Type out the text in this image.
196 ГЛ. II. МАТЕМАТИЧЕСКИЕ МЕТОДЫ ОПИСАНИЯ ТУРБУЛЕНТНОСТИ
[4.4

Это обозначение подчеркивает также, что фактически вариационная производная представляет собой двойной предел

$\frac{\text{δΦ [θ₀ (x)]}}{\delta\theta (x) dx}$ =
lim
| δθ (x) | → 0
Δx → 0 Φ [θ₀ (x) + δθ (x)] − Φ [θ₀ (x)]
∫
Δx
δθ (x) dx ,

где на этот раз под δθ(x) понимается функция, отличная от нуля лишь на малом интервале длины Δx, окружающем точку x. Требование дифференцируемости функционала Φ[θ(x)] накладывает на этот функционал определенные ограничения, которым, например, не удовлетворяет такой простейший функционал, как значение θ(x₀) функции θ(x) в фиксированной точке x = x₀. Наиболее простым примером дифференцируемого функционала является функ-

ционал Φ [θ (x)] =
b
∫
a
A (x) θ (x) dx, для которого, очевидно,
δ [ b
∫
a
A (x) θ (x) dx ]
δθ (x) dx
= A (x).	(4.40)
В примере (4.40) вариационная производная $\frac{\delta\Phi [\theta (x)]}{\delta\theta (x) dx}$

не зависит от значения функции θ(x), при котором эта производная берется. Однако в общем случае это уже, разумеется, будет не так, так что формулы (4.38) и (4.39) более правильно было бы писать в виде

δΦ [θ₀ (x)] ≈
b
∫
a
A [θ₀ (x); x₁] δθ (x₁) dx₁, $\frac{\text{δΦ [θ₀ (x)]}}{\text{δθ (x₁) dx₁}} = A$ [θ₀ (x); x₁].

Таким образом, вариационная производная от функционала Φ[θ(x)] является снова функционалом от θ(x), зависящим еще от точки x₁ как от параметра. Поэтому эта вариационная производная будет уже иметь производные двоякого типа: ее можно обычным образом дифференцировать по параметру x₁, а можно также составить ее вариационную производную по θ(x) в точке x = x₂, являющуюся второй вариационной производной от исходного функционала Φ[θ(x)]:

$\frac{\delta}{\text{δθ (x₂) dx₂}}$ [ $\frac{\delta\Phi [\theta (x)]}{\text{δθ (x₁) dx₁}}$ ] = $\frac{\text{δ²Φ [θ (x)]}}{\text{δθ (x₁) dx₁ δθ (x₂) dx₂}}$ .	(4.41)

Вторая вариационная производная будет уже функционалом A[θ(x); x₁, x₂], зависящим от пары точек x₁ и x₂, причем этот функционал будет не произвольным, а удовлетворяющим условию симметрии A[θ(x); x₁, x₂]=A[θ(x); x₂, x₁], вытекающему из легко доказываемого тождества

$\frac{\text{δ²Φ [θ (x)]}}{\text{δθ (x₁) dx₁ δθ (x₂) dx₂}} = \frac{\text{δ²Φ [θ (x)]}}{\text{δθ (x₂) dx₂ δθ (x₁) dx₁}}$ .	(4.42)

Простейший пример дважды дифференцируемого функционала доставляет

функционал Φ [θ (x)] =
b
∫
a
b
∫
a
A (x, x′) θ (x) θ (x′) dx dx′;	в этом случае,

Exercise requirements:
Your task is to list each line of the records with the word "точке".

Written solution:
где на этот раз под δθ(x) понимается функция, отличная от нуля лишь на малом интервале длины Δx, окружающем точку x. Требование дифференцируемости функционала Φ[θ(x)] накладывает на этот функционал определенные ограничения, которым, например, не удовлетворяет такой простейший функционал, как значение θ(x₀) функции θ(x) в фиксированной точке x = x₀. Наиболее простым примером дифференцируемого функционала является функ-
Таким образом, вариационная производная от функционала Φ[θ(x)] является снова функционалом от θ(x), зависящим еще от точки x₁ как от параметра. Поэтому эта вариационная производная будет уже иметь производные двоякого типа: ее можно обычным образом дифференцировать по параметру x₁, а можно также составить ее вариационную производную по θ(x) в точке x = x₂, являющуюся второй вариационной производной от исходного функционала Φ[θ(x)]:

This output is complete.